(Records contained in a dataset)

______________________________

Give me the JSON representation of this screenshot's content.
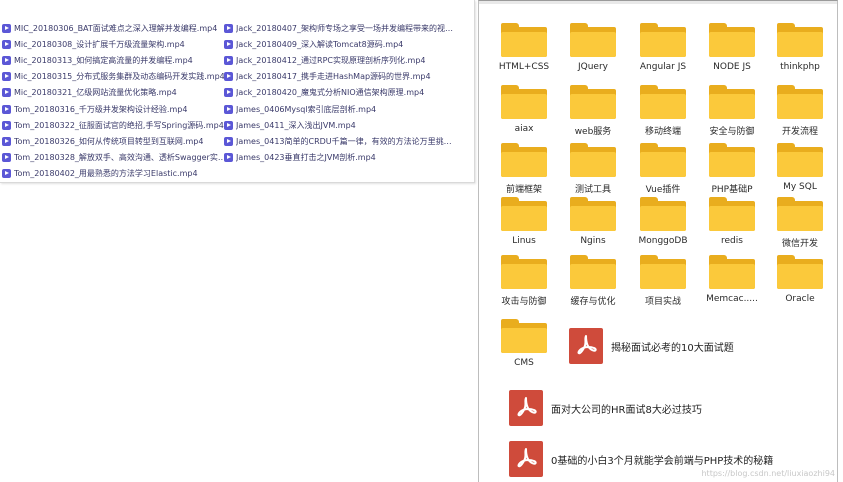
{
  "files": {
    "left_column": [
      "MIC_20180306_BAT面试难点之深入理解并发编程.mp4",
      "Mic_20180308_设计扩展千万级流量架构.mp4",
      "Mic_20180313_如何搞定高流量的并发编程.mp4",
      "Mic_20180315_分布式服务集群及动态编码开发实践.mp4",
      "Mic_20180321_亿级网站流量优化策略.mp4",
      "Tom_20180316_千万级并发架构设计经验.mp4",
      "Tom_20180322_征服面试官的绝招,手写Spring源码.mp4",
      "Tom_20180326_如何从传统项目转型到互联网.mp4",
      "Tom_20180328_解放双手、高效沟通、透析Swagger实现原理...",
      "Tom_20180402_用最熟悉的方法学习Elastic.mp4"
    ],
    "right_column": [
      "Jack_20180407_架构师专场之享受一场并发编程带来的视觉盛...",
      "Jack_20180409_深入解读Tomcat8源码.mp4",
      "Jack_20180412_通过RPC实现原理剖析序列化.mp4",
      "Jack_20180417_携手走进HashMap源码的世界.mp4",
      "Jack_20180420_魔鬼式分析NIO通信架构原理.mp4",
      "James_0406Mysql索引底层剖析.mp4",
      "James_0411_深入浅出JVM.mp4",
      "James_0413简单的CRDU千篇一律，有效的方法论万里挑一.m...",
      "James_0423垂直打击之JVM剖析.mp4"
    ]
  },
  "folders": [
    "HTML+CSS",
    "JQuery",
    "Angular JS",
    "NODE JS",
    "thinkphp",
    "aiax",
    "web服务",
    "移动终端",
    "安全与防御",
    "开发流程",
    "前端框架",
    "测试工具",
    "Vue插件",
    "PHP基础P",
    "My SQL",
    "Linus",
    "Ngins",
    "MonggoDB",
    "redis",
    "微信开发",
    "攻击与防御",
    "缓存与优化",
    "项目实战",
    "Memcac.....",
    "Oracle",
    "CMS"
  ],
  "pdfs": [
    "揭秘面试必考的10大面试题",
    "面对大公司的HR面试8大必过技巧",
    "0基础的小白3个月就能学会前端与PHP技术的秘籍"
  ],
  "watermark": "https://blog.csdn.net/liuxiaozhi94",
  "colors": {
    "folder_front": "#fbc93b",
    "folder_back": "#e9ad1e",
    "pdf_red": "#cf4b3b",
    "video_icon": "#5b57d6"
  }
}
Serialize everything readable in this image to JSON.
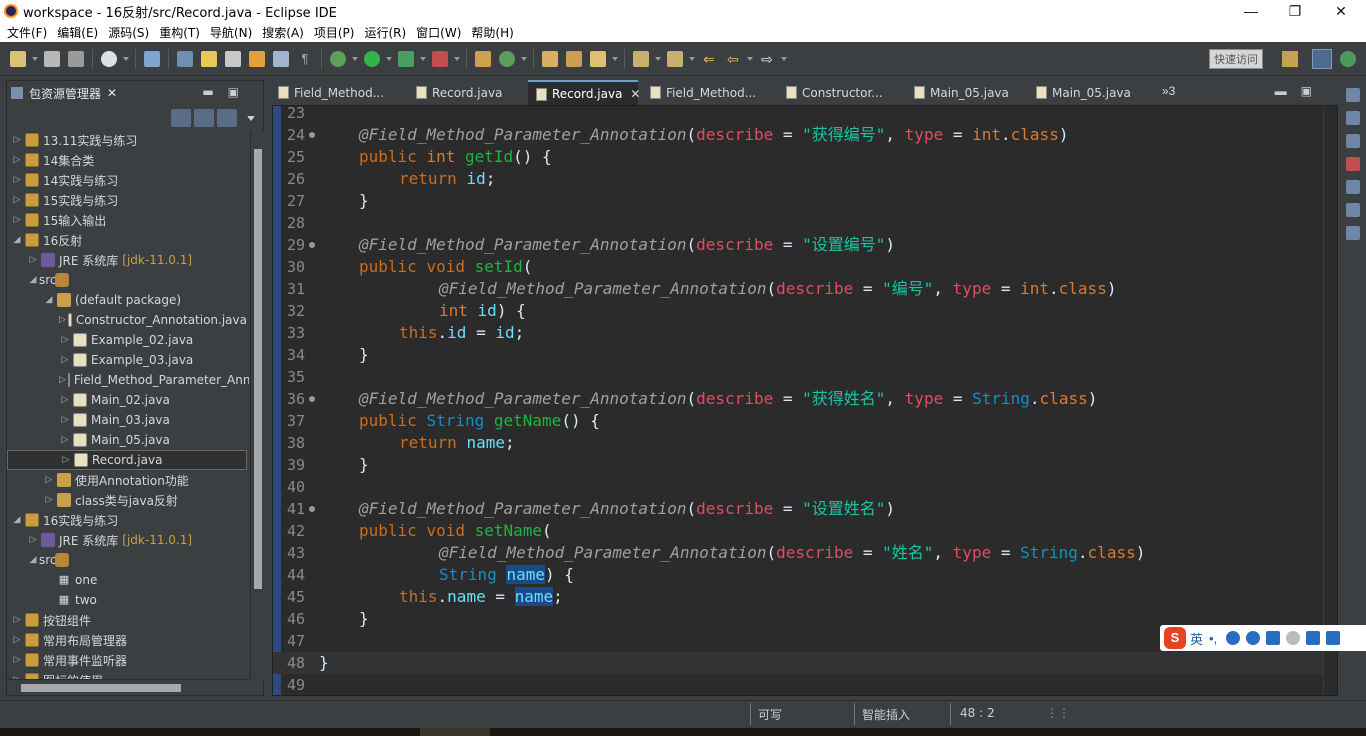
{
  "window": {
    "title": "workspace - 16反射/src/Record.java - Eclipse IDE",
    "controls": {
      "minimize": "—",
      "restore": "❐",
      "close": "✕"
    }
  },
  "menu": [
    "文件(F)",
    "编辑(E)",
    "源码(S)",
    "重构(T)",
    "导航(N)",
    "搜索(A)",
    "项目(P)",
    "运行(R)",
    "窗口(W)",
    "帮助(H)"
  ],
  "toolbar": {
    "quick_access": "快速访问"
  },
  "package_explorer": {
    "title": "包资源管理器",
    "close": "✕",
    "items": [
      {
        "label": "13.11实践与练习",
        "arrow": "▷",
        "icon": "project-icon"
      },
      {
        "label": "14集合类",
        "arrow": "▷",
        "icon": "project-icon"
      },
      {
        "label": "14实践与练习",
        "arrow": "▷",
        "icon": "project-icon"
      },
      {
        "label": "15实践与练习",
        "arrow": "▷",
        "icon": "project-icon"
      },
      {
        "label": "15输入输出",
        "arrow": "▷",
        "icon": "project-icon"
      },
      {
        "label": "16反射",
        "arrow": "◢",
        "icon": "project-icon"
      },
      {
        "label": "JRE 系统库",
        "suffix": "[jdk-11.0.1]",
        "arrow": "▷",
        "icon": "library-icon"
      },
      {
        "label": "src",
        "arrow": "◢",
        "icon": "source-folder-icon"
      },
      {
        "label": "(default package)",
        "arrow": "◢",
        "icon": "package-icon"
      },
      {
        "label": "Constructor_Annotation.java",
        "arrow": "▷",
        "icon": "java-file-icon"
      },
      {
        "label": "Example_02.java",
        "arrow": "▷",
        "icon": "java-file-icon"
      },
      {
        "label": "Example_03.java",
        "arrow": "▷",
        "icon": "java-file-icon"
      },
      {
        "label": "Field_Method_Parameter_Annotation.java",
        "arrow": "▷",
        "icon": "java-file-icon"
      },
      {
        "label": "Main_02.java",
        "arrow": "▷",
        "icon": "java-file-icon"
      },
      {
        "label": "Main_03.java",
        "arrow": "▷",
        "icon": "java-file-icon"
      },
      {
        "label": "Main_05.java",
        "arrow": "▷",
        "icon": "java-file-icon"
      },
      {
        "label": "Record.java",
        "arrow": "▷",
        "icon": "java-file-icon",
        "selected": true
      },
      {
        "label": "使用Annotation功能",
        "arrow": "▷",
        "icon": "package-icon"
      },
      {
        "label": "class类与java反射",
        "arrow": "▷",
        "icon": "package-icon"
      },
      {
        "label": "16实践与练习",
        "arrow": "◢",
        "icon": "project-icon"
      },
      {
        "label": "JRE 系统库",
        "suffix": "[jdk-11.0.1]",
        "arrow": "▷",
        "icon": "library-icon"
      },
      {
        "label": "src",
        "arrow": "◢",
        "icon": "source-folder-icon"
      },
      {
        "label": "one",
        "arrow": "",
        "icon": "package-icon"
      },
      {
        "label": "two",
        "arrow": "",
        "icon": "package-icon"
      },
      {
        "label": "按钮组件",
        "arrow": "▷",
        "icon": "project-icon"
      },
      {
        "label": "常用布局管理器",
        "arrow": "▷",
        "icon": "project-icon"
      },
      {
        "label": "常用事件监听器",
        "arrow": "▷",
        "icon": "project-icon"
      },
      {
        "label": "图标的使用",
        "arrow": "▷",
        "icon": "project-icon"
      }
    ]
  },
  "editor_tabs": [
    {
      "label": "Field_Method..."
    },
    {
      "label": "Record.java"
    },
    {
      "label": "Record.java",
      "active": true,
      "close": "✕"
    },
    {
      "label": "Field_Method..."
    },
    {
      "label": "Constructor..."
    },
    {
      "label": "Main_05.java"
    },
    {
      "label": "Main_05.java"
    }
  ],
  "overflow_tabs": "»3",
  "code": [
    {
      "n": "23",
      "t": ""
    },
    {
      "n": "24",
      "t": "@F",
      "fold": true
    },
    {
      "n": "25",
      "t": "public int getId() {"
    },
    {
      "n": "26",
      "t": "    return id;"
    },
    {
      "n": "27",
      "t": "}"
    },
    {
      "n": "28",
      "t": ""
    },
    {
      "n": "29",
      "t": "@F2",
      "fold": true
    },
    {
      "n": "30",
      "t": "public void setId("
    },
    {
      "n": "31",
      "t": "@F3"
    },
    {
      "n": "32",
      "t": "int id) {"
    },
    {
      "n": "33",
      "t": "this.id = id;"
    },
    {
      "n": "34",
      "t": "}"
    },
    {
      "n": "35",
      "t": ""
    },
    {
      "n": "36",
      "t": "@F4",
      "fold": true
    },
    {
      "n": "37",
      "t": "public String getName() {"
    },
    {
      "n": "38",
      "t": "return name;"
    },
    {
      "n": "39",
      "t": "}"
    },
    {
      "n": "40",
      "t": ""
    },
    {
      "n": "41",
      "t": "@F5",
      "fold": true
    },
    {
      "n": "42",
      "t": "public void setName("
    },
    {
      "n": "43",
      "t": "@F6"
    },
    {
      "n": "44",
      "t": "String name) {"
    },
    {
      "n": "45",
      "t": "this.name = name;"
    },
    {
      "n": "46",
      "t": "}"
    },
    {
      "n": "47",
      "t": ""
    },
    {
      "n": "48",
      "t": "}"
    },
    {
      "n": "49",
      "t": ""
    }
  ],
  "code_text": {
    "ann": "@Field_Method_Parameter_Annotation",
    "describe": "describe",
    "type": "type",
    "s1": "\"获得编号\"",
    "s2": "\"设置编号\"",
    "s3": "\"编号\"",
    "s4": "\"获得姓名\"",
    "s5": "\"设置姓名\"",
    "s6": "\"姓名\"",
    "int": "int",
    "class": "class",
    "String": "String",
    "public": "public",
    "void": "void",
    "return": "return",
    "this": "this",
    "getId": "getId",
    "setId": "setId",
    "getName": "getName",
    "setName": "setName",
    "id": "id",
    "name": "name"
  },
  "ime": {
    "logo": "S",
    "mode": "英",
    "extra": "•,"
  },
  "status": {
    "writable": "可写",
    "insert_mode": "智能插入",
    "position": "48 : 2"
  }
}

______________________________

*Task objective*: Return every line from the records above that holds the word "setName".

*Solution*:
      "t": "public void setName("
    "setName": "setName",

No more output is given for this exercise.